WHAT NEEDS TO BE DONE
In the entries below, count every line with the string "products". State the count and nothing else.

DATA FOR THIS TASK
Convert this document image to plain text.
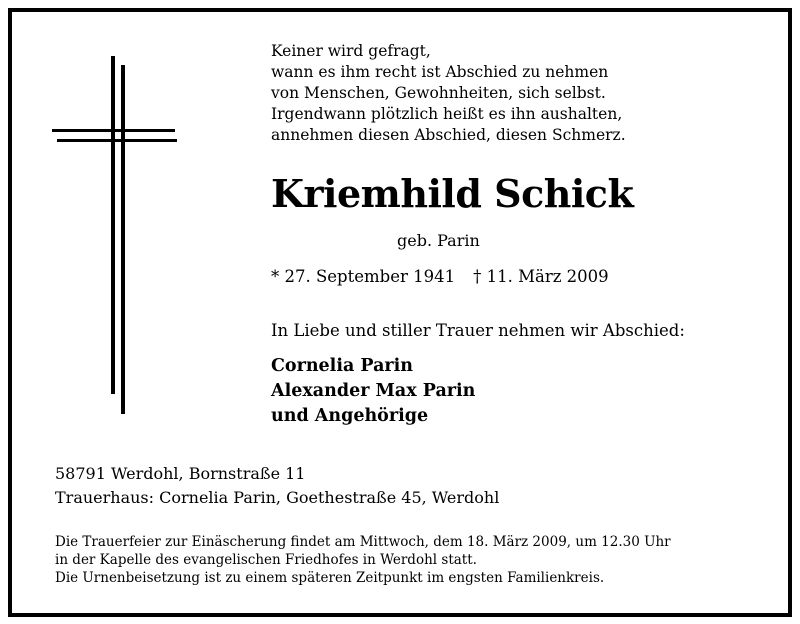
Keiner wird gefragt,
wann es ihm recht ist Abschied zu nehmen
von Menschen, Gewohnheiten, sich selbst.
Irgendwann plötzlich heißt es ihn aushalten,
annehmen diesen Abschied, diesen Schmerz.
Kriemhild Schick
geb. Parin
* 27. September 1941 † 11. März 2009
In Liebe und stiller Trauer nehmen wir Abschied:
Cornelia Parin
Alexander Max Parin
und Angehörige
58791 Werdohl, Bornstraße 11
Trauerhaus: Cornelia Parin, Goethestraße 45, Werdohl
Die Trauerfeier zur Einäscherung findet am Mittwoch, dem 18. März 2009, um 12.30 Uhr
in der Kapelle des evangelischen Friedhofes in Werdohl statt.
Die Urnenbeisetzung ist zu einem späteren Zeitpunkt im engsten Familienkreis.
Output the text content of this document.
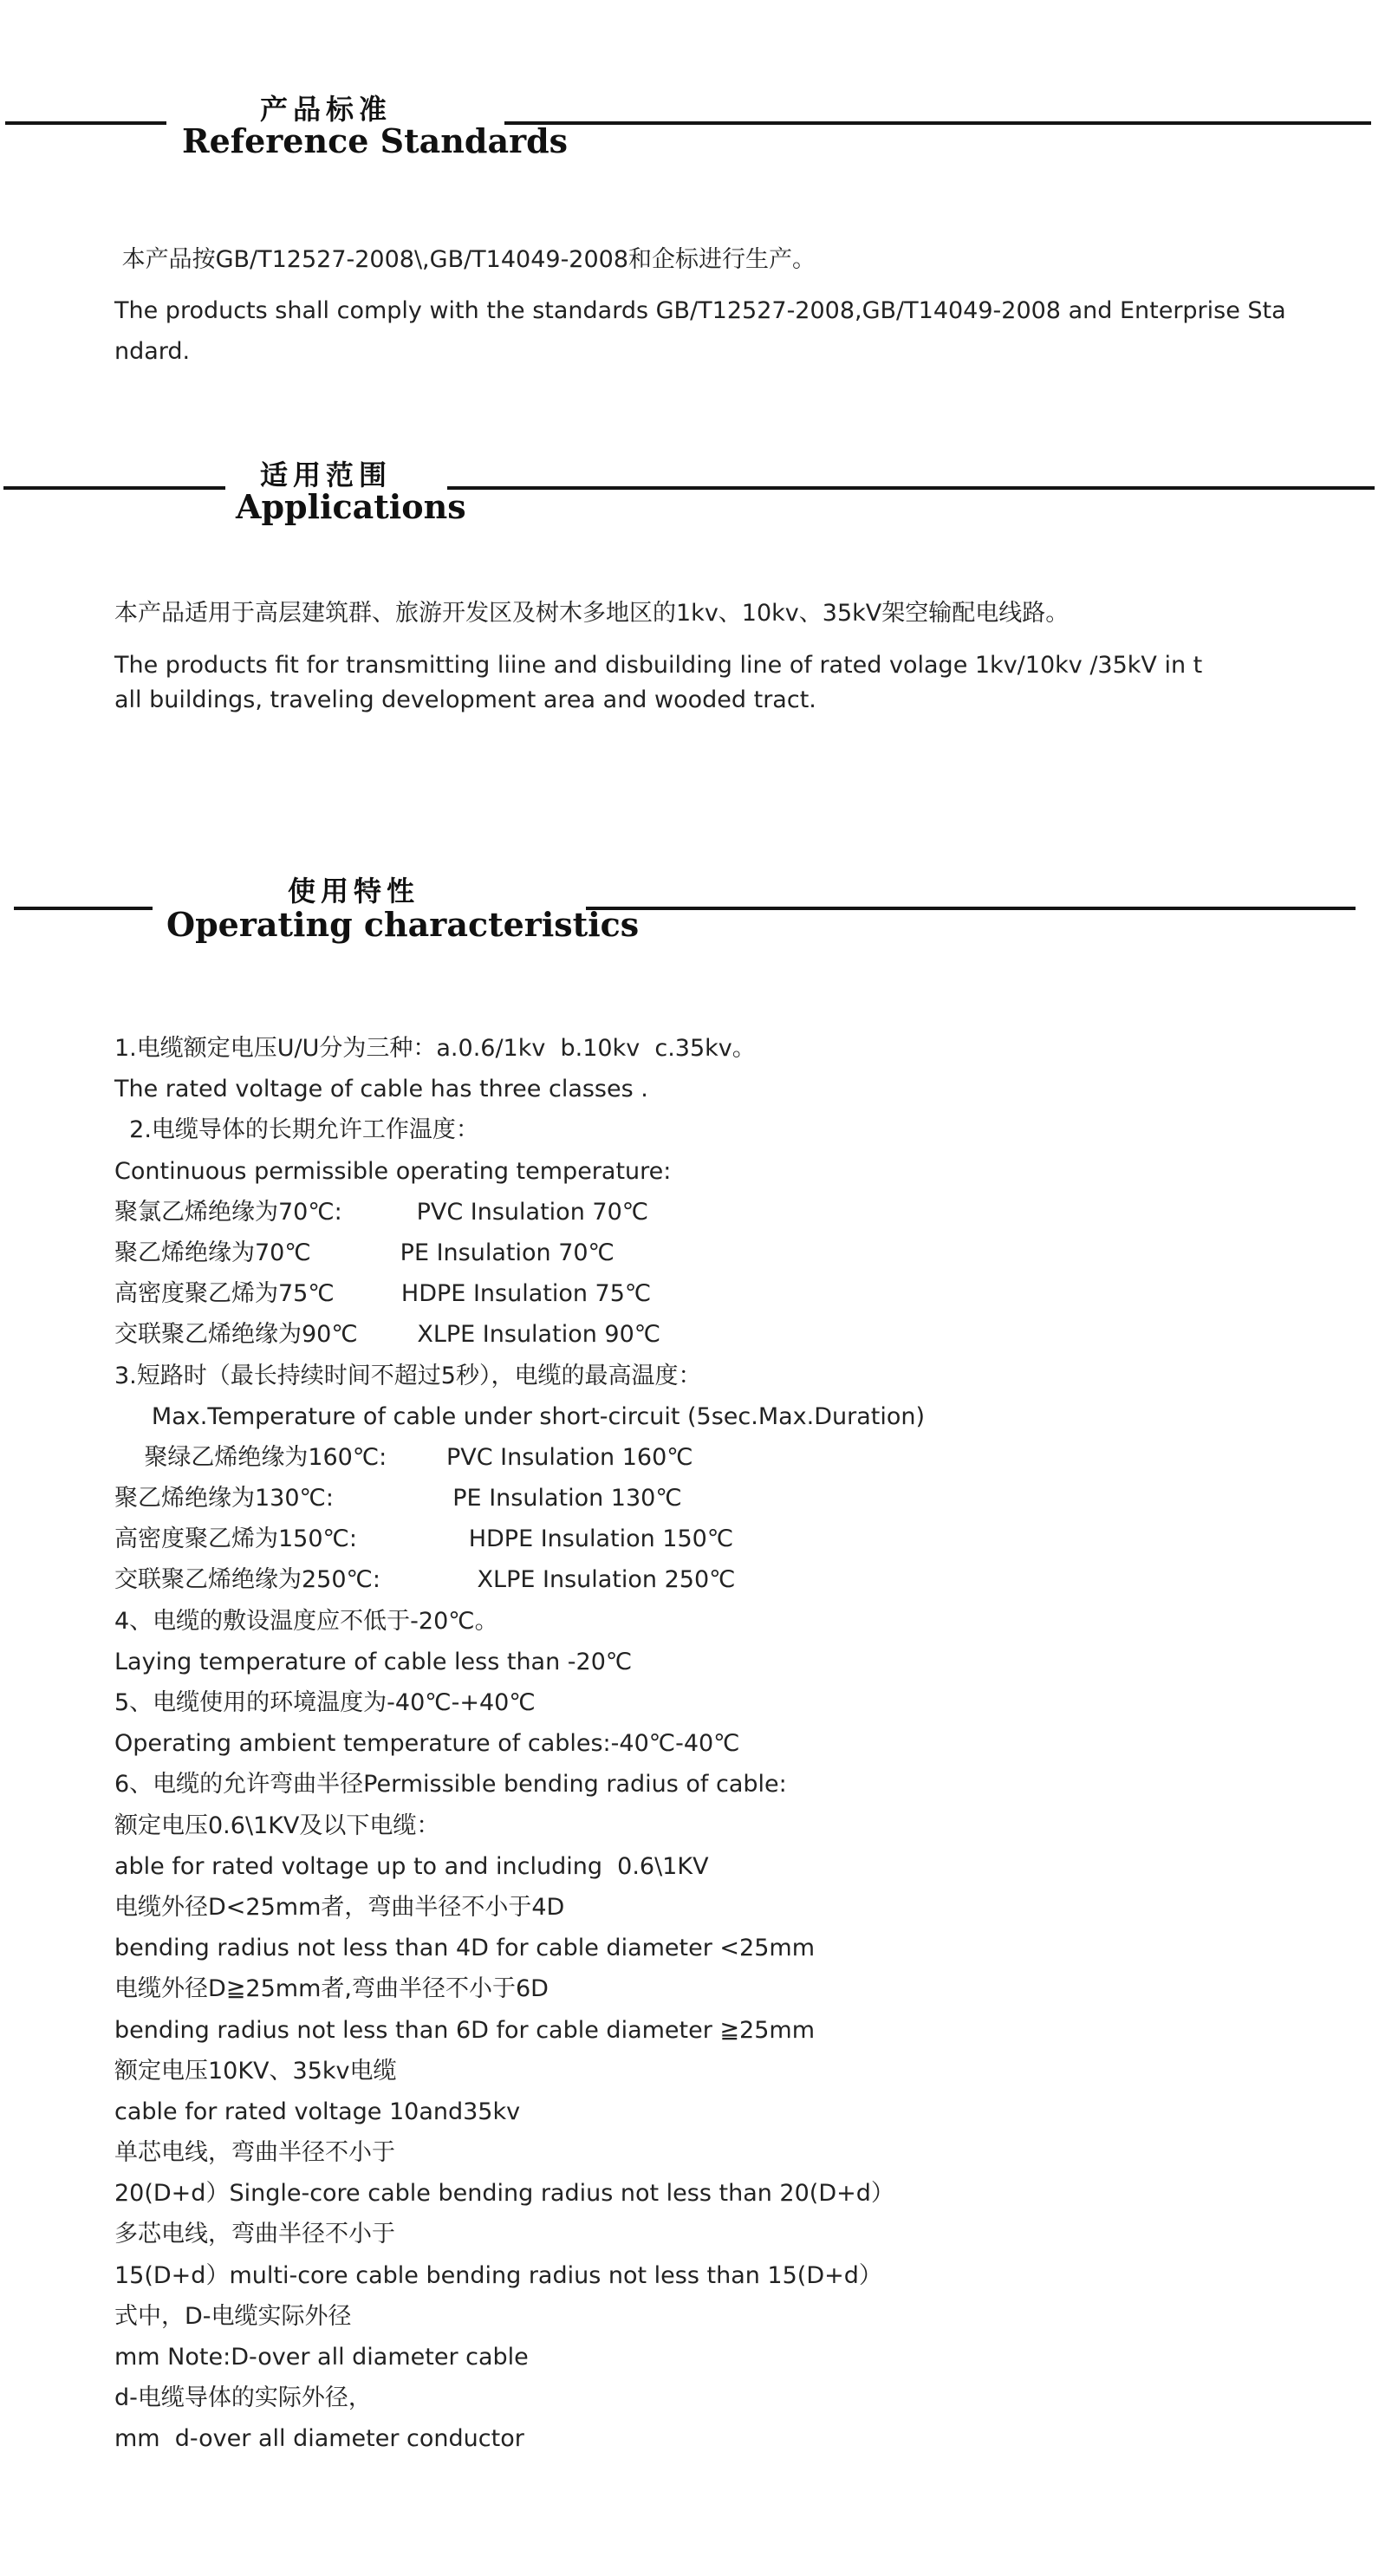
产品标准
Reference Standards

本产品按GB/T12527-2008\,GB/T14049-2008和企标进行生产。

The products shall comply with the standards GB/T12527-2008,GB/T14049-2008 and Enterprise Sta

ndard.

适用范围
Applications

本产品适用于高层建筑群、旅游开发区及树木多地区的1kv、10kv、35kV架空输配电线路。

The products fit for transmitting liine and disbuilding line of rated volage 1kv/10kv /35kV in t

all buildings, traveling development area and wooded tract.

使用特性
Operating characteristics
1.电缆额定电压U/U分为三种：a.0.6/1kv  b.10kv  c.35kv。
The rated voltage of cable has three classes .
2.电缆导体的长期允许工作温度：
Continuous permissible operating temperature:
聚氯乙烯绝缘为70℃:          PVC Insulation 70℃
聚乙烯绝缘为70℃            PE Insulation 70℃
高密度聚乙烯为75℃         HDPE Insulation 75℃
交联聚乙烯绝缘为90℃        XLPE Insulation 90℃
3.短路时（最长持续时间不超过5秒），电缆的最高温度：
Max.Temperature of cable under short-circuit (5sec.Max.Duration)
聚绿乙烯绝缘为160℃:        PVC Insulation 160℃
聚乙烯绝缘为130℃:                PE Insulation 130℃
高密度聚乙烯为150℃:               HDPE Insulation 150℃
交联聚乙烯绝缘为250℃:             XLPE Insulation 250℃
4、电缆的敷设温度应不低于-20℃。
Laying temperature of cable less than -20℃
5、电缆使用的环境温度为-40℃-+40℃
Operating ambient temperature of cables:-40℃-40℃
6、电缆的允许弯曲半径Permissible bending radius of cable:
额定电压0.6\1KV及以下电缆：
able for rated voltage up to and including  0.6\1KV
电缆外径D<25mm者，弯曲半径不小于4D
bending radius not less than 4D for cable diameter <25mm
电缆外径D≧25mm者,弯曲半径不小于6D
bending radius not less than 6D for cable diameter ≧25mm
额定电压10KV、35kv电缆
cable for rated voltage 10and35kv
单芯电线，弯曲半径不小于
20(D+d）Single-core cable bending radius not less than 20(D+d）
多芯电线，弯曲半径不小于
15(D+d）multi-core cable bending radius not less than 15(D+d）
式中，D-电缆实际外径
mm Note:D-over all diameter cable
d-电缆导体的实际外径，
mm  d-over all diameter conductor
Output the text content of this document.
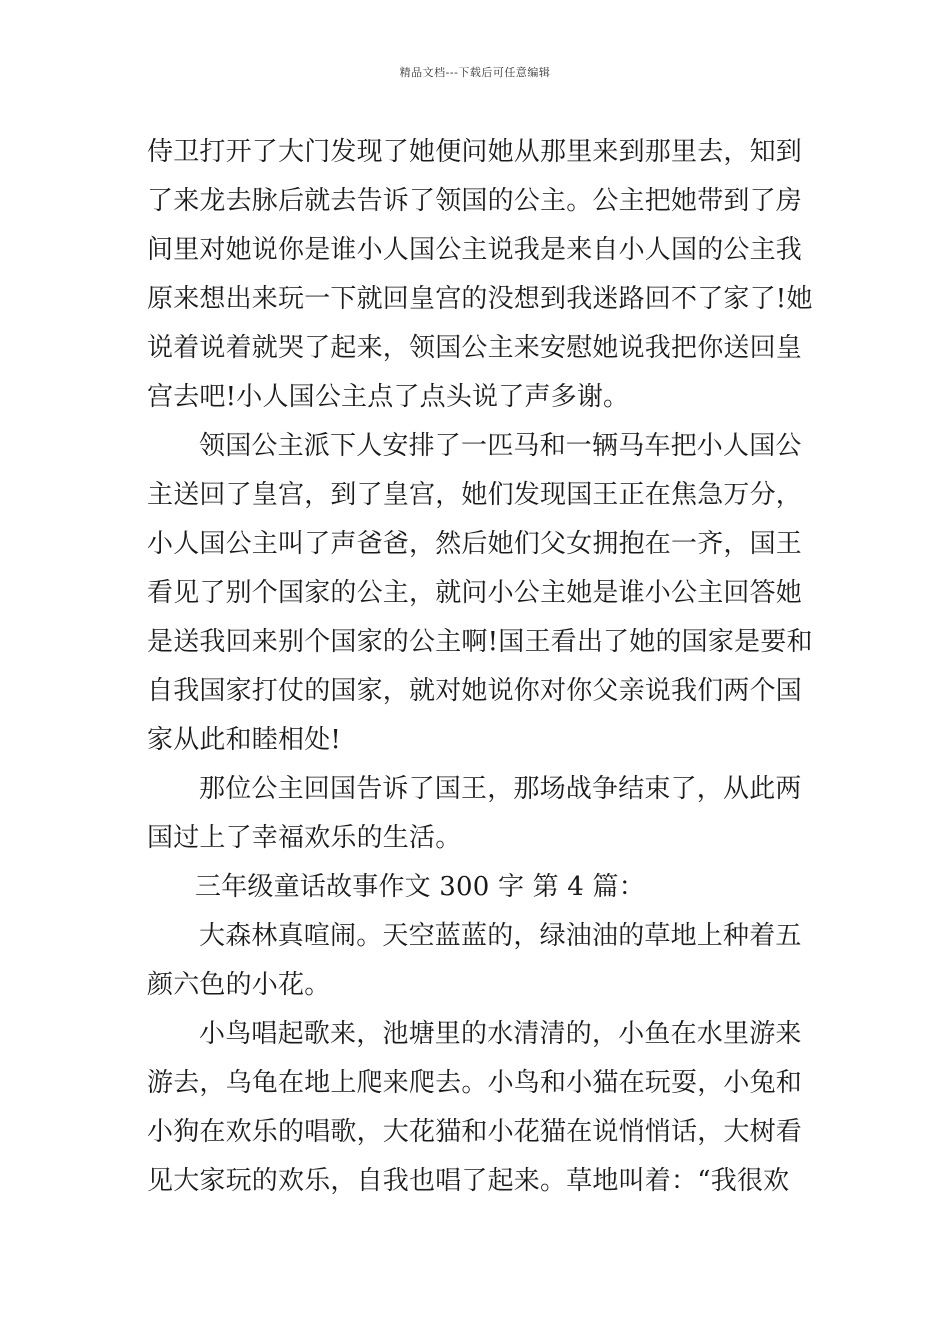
精品文档---下载后可任意编辑
侍卫打开了大门发现了她便问她从那里来到那里去，知到
了来龙去脉后就去告诉了领国的公主。公主把她带到了房
间里对她说你是谁小人国公主说我是来自小人国的公主我
原来想出来玩一下就回皇宫的没想到我迷路回不了家了!她
说着说着就哭了起来，领国公主来安慰她说我把你送回皇
宫去吧!小人国公主点了点头说了声多谢。
领国公主派下人安排了一匹马和一辆马车把小人国公
主送回了皇宫，到了皇宫，她们发现国王正在焦急万分，
小人国公主叫了声爸爸，然后她们父女拥抱在一齐，国王
看见了别个国家的公主，就问小公主她是谁小公主回答她
是送我回来别个国家的公主啊!国王看出了她的国家是要和
自我国家打仗的国家，就对她说你对你父亲说我们两个国
家从此和睦相处!
那位公主回国告诉了国王，那场战争结束了，从此两
国过上了幸福欢乐的生活。
三年级童话故事作文 300 字 第 4 篇：
大森林真喧闹。天空蓝蓝的，绿油油的草地上种着五
颜六色的小花。
小鸟唱起歌来，池塘里的水清清的，小鱼在水里游来
游去，乌龟在地上爬来爬去。小鸟和小猫在玩耍，小兔和
小狗在欢乐的唱歌，大花猫和小花猫在说悄悄话，大树看
见大家玩的欢乐，自我也唱了起来。草地叫着：“我很欢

RIGHT ANSWER
2